- _GIVEN TEXT_
----

The 2-armed study protocol could be further criticized. There is, to our knowledge, no evidence-based statement for medical education trials, so we wrote the study protocol with the CONSORT and STARD statements as guidelines. The mobile app was designed to enhance the learning experience with a textbook by enabling the student to practice his or her motor skills and experience the theoretical facts on screen. This is in line with the results of the Extended Focused Assessment with Sonography for Trauma (eFAST) study [18], which showed no benefit for mobile e-learning compared with traditional learning. eFAST focused on the difference in theoretical learning and not on the motor skills as in our trial. The cost of developing such an app can be criticized. As the trial version of this app is available at no cost, we disagree with Nilsson et al [18] and do see a cost effectiveness for motor training, especially because the time of tutors, costs for ultrasound machines, and secondary costs (eg, room, missed outpatient clinic) are minimized with this app and no other cost-effective motor skills training method is available. Also, after app training, time is saved by improved imaging and, ultimately, diagnosis in the clinical setting. Besides those savings, the app development was the biggest cost factor. With only 1 organ and only 1 individual (eg, no variation in subcutaneous fat tissue) in the app, the costs surely outweigh the benefits per user, but there is the potential to simulate more difficult clinical cases such as obese patients, cardiac scans, or fetal organ screening in future studies.

----

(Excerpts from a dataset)
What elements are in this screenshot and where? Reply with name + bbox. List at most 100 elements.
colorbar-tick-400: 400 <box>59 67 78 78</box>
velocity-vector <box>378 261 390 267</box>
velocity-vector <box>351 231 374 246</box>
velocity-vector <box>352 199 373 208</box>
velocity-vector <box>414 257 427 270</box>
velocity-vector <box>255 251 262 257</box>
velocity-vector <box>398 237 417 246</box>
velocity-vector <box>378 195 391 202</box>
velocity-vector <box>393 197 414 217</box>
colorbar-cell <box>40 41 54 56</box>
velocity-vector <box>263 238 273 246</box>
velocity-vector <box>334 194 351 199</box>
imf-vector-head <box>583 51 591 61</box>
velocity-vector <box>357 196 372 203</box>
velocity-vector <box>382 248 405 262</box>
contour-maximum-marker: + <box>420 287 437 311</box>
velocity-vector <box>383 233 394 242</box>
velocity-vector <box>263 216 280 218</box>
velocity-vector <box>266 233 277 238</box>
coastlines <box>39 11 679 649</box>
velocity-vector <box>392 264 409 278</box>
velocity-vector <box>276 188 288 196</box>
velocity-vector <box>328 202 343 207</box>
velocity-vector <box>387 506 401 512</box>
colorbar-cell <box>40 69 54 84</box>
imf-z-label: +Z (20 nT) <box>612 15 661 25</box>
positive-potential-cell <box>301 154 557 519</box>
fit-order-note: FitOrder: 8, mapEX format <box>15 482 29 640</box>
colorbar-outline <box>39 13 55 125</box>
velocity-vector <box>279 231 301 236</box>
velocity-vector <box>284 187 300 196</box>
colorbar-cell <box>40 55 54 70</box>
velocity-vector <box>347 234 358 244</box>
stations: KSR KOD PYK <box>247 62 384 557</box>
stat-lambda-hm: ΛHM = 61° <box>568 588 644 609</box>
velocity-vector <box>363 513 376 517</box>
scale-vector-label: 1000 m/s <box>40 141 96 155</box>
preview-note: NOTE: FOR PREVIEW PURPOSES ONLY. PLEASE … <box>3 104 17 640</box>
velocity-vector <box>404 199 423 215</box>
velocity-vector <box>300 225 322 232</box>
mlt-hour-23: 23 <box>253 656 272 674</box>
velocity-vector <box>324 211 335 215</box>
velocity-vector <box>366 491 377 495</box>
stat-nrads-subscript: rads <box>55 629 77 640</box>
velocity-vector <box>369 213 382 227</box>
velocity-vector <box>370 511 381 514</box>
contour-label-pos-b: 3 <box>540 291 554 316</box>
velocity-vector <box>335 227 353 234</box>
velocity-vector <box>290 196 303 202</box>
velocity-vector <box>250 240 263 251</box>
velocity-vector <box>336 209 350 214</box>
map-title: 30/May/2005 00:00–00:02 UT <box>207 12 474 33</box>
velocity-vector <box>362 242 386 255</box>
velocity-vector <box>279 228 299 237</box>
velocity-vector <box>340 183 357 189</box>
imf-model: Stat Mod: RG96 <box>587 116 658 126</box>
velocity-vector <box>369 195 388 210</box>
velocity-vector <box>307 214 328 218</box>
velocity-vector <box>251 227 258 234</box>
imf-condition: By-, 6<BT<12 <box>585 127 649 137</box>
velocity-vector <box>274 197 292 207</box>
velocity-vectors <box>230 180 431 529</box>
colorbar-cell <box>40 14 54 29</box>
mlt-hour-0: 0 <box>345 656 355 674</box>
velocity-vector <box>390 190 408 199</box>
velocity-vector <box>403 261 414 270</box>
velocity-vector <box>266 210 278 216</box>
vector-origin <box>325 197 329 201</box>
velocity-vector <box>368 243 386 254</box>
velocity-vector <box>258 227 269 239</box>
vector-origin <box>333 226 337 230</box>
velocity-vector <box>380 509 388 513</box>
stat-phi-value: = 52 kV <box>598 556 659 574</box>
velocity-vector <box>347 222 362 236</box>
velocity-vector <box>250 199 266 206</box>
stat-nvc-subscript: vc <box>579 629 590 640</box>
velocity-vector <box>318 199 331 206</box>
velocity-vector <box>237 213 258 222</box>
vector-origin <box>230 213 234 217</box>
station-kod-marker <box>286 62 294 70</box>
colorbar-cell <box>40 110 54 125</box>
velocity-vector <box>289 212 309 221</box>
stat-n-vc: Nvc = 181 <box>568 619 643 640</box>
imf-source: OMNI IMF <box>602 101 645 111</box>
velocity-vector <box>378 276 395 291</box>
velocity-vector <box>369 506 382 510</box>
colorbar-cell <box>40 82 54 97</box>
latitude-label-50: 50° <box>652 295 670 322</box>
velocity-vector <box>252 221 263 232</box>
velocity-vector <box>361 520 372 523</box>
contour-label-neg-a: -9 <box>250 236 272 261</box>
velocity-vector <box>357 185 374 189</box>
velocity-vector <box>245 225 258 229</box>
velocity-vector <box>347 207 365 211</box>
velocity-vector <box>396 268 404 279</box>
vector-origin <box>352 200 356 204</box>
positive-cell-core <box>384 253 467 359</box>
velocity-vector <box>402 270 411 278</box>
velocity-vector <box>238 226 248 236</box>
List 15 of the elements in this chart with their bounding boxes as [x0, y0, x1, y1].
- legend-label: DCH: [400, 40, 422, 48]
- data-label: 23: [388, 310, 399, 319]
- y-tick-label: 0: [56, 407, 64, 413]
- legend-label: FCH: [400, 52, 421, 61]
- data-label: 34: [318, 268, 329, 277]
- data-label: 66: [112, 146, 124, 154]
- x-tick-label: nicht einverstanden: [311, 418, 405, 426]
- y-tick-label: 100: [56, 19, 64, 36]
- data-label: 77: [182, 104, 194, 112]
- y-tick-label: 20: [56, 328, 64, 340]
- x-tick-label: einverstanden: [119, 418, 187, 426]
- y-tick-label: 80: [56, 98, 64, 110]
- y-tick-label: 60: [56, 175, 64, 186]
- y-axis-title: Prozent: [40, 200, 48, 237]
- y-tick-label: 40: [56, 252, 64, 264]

----

- _EXERCISE PROMPT_
Output the passage about the ultrasound training app again, word for word and in full.

- _TASK SOLUTION_
The 2-armed study protocol could be further criticized. There is, to our knowledge, no evidence-based statement for medical education trials, so we wrote the study protocol with the CONSORT and STARD statements as guidelines. The mobile app was designed to enhance the learning experience with a textbook by enabling the student to practice his or her motor skills and experience the theoretical facts on screen. This is in line with the results of the Extended Focused Assessment with Sonography for Trauma (eFAST) study [18], which showed no benefit for mobile e-learning compared with traditional learning. eFAST focused on the difference in theoretical learning and not on the motor skills as in our trial. The cost of developing such an app can be criticized. As the trial version of this app is available at no cost, we disagree with Nilsson et al [18] and do see a cost effectiveness for motor training, especially because the time of tutors, costs for ultrasound machines, and secondary costs (eg, room, missed outpatient clinic) are minimized with this app and no other cost-effective motor skills training method is available. Also, after app training, time is saved by improved imaging and, ultimately, diagnosis in the clinical setting. Besides those savings, the app development was the biggest cost factor. With only 1 organ and only 1 individual (eg, no variation in subcutaneous fat tissue) in the app, the costs surely outweigh the benefits per user, but there is the potential to simulate more difficult clinical cases such as obese patients, cardiac scans, or fetal organ screening in future studies.